**What to work on**
Filter this material down to the lines that hold "сети", copying each one.

#### Data entries

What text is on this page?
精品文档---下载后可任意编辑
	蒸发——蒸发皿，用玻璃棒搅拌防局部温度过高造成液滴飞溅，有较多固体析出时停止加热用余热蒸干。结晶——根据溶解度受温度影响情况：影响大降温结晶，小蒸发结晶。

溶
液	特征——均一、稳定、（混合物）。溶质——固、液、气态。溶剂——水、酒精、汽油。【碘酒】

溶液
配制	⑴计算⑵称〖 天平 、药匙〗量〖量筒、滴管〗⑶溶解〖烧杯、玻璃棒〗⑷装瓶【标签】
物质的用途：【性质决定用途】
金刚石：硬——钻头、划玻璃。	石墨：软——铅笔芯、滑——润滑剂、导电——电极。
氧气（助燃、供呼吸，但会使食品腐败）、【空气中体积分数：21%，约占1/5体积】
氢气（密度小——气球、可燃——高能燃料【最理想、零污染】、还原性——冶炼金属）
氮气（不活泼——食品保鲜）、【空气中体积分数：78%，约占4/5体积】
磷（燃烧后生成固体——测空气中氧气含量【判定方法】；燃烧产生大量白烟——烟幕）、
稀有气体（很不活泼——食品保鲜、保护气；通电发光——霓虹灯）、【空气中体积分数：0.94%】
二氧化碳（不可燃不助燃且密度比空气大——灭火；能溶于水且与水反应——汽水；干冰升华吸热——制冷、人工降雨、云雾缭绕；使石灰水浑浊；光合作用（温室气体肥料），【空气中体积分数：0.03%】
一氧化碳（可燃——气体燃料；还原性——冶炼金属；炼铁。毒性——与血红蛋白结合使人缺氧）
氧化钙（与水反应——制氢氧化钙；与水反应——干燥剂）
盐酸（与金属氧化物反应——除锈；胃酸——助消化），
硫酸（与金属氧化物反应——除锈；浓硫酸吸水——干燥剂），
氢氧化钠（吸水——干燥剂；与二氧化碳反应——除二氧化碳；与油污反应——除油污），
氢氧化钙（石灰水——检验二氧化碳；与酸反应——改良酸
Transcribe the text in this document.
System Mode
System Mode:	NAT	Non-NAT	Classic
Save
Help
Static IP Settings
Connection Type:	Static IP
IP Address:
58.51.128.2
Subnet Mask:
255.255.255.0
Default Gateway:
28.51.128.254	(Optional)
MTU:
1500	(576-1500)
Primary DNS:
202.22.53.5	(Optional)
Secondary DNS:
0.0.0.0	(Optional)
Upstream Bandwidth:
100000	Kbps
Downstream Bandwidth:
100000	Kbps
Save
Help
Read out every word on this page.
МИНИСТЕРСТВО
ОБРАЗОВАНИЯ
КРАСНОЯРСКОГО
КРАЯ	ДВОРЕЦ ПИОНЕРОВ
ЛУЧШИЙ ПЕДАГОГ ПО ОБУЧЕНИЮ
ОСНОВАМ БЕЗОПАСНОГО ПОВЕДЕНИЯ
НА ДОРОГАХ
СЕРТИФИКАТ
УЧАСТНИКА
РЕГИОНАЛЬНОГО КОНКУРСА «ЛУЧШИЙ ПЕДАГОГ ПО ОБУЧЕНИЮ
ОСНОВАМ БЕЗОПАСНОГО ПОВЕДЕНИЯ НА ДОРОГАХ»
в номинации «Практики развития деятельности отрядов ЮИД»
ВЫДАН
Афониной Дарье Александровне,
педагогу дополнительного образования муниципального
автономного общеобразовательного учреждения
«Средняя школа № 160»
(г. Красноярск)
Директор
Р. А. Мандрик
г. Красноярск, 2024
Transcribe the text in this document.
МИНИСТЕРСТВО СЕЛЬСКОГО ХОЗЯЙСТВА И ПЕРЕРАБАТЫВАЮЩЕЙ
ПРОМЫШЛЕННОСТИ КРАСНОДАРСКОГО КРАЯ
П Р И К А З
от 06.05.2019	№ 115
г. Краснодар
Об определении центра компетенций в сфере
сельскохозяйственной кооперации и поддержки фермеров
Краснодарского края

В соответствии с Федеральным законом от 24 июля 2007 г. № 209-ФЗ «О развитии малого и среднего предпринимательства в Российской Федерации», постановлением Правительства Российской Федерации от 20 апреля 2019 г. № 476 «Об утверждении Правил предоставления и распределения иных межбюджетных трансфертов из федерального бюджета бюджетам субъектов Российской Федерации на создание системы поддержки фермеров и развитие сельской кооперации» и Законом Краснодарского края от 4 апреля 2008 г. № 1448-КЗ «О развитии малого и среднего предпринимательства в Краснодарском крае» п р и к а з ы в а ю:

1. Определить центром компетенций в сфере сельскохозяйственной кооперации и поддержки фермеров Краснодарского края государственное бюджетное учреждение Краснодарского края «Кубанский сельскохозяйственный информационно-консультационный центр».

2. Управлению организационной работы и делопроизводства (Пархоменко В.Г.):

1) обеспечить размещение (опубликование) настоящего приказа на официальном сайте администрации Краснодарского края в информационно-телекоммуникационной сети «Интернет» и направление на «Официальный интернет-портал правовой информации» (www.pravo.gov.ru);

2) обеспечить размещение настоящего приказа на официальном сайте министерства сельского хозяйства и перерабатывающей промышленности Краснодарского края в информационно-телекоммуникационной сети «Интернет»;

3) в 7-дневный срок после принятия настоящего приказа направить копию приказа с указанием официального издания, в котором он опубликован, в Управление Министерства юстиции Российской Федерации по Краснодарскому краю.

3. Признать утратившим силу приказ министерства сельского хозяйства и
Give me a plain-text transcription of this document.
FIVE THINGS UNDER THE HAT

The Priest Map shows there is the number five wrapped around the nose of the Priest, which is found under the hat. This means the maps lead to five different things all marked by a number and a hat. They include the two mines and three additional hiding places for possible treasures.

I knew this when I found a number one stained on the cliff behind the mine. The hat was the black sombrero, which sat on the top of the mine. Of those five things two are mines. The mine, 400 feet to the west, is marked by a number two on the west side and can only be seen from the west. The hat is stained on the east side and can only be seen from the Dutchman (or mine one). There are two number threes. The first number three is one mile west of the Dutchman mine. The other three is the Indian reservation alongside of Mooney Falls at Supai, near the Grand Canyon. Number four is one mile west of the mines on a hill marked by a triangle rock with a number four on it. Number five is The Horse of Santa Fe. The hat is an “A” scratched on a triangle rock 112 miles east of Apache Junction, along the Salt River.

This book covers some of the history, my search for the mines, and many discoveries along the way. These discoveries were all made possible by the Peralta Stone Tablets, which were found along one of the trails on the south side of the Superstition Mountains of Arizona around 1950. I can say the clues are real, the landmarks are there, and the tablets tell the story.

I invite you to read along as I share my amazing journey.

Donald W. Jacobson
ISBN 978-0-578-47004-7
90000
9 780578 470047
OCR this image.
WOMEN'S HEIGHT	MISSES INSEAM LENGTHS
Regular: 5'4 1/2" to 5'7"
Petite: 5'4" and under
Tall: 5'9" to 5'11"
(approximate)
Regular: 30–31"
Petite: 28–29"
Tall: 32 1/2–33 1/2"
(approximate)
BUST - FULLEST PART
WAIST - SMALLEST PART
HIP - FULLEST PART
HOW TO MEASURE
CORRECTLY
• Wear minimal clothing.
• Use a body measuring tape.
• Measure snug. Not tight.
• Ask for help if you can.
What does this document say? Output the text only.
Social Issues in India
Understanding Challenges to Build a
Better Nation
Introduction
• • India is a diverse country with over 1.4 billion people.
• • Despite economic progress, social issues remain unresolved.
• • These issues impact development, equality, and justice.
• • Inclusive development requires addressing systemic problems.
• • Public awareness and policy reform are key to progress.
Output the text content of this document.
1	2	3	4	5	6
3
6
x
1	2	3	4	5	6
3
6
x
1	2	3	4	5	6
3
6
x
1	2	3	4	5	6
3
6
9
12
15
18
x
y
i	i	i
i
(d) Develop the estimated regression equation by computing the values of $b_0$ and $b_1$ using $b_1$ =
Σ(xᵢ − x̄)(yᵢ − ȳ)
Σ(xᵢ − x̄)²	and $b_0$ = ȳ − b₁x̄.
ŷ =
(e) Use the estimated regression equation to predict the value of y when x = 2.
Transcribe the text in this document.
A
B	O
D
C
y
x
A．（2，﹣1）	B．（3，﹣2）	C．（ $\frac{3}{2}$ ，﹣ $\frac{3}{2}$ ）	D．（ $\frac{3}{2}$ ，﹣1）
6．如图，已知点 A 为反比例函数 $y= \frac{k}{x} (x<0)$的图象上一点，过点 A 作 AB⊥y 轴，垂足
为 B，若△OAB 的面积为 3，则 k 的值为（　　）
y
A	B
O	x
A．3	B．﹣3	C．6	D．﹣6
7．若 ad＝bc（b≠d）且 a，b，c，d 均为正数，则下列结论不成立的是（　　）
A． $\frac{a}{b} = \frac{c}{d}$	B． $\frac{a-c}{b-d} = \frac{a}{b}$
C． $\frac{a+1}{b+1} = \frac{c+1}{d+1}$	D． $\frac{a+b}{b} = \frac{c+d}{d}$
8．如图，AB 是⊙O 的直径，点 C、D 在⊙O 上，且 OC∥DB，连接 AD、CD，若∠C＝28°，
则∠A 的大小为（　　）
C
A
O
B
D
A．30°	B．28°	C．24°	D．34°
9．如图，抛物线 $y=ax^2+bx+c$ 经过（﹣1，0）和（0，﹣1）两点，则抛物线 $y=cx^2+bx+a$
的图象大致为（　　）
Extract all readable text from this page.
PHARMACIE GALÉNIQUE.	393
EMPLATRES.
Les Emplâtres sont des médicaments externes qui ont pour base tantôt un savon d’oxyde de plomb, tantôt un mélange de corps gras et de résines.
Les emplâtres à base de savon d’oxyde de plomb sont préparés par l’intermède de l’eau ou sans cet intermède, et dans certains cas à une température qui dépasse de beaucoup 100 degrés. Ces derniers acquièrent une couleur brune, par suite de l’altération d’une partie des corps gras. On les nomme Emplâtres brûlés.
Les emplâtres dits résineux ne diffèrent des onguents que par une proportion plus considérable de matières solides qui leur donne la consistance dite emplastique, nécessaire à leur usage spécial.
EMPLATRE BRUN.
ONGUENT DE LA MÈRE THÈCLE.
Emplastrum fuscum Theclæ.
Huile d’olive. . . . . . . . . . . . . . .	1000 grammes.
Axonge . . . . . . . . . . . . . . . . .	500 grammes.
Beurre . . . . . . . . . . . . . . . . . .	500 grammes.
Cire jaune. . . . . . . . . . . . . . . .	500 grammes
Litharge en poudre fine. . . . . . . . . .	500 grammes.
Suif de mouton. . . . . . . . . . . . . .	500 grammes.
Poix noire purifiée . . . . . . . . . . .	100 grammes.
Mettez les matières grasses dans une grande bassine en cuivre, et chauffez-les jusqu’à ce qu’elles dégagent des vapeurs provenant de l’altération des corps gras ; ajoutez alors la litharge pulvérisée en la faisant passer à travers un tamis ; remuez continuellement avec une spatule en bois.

########

**Complete answer**
1) обеспечить размещение (опубликование) настоящего приказа на официальном сайте администрации Краснодарского края в информационно-телекоммуникационной сети «Интернет» и направление на «Официальный интернет-портал правовой информации» (www.pravo.gov.ru);
2) обеспечить размещение настоящего приказа на официальном сайте министерства сельского хозяйства и перерабатывающей промышленности Краснодарского края в информационно-телекоммуникационной сети «Интернет»;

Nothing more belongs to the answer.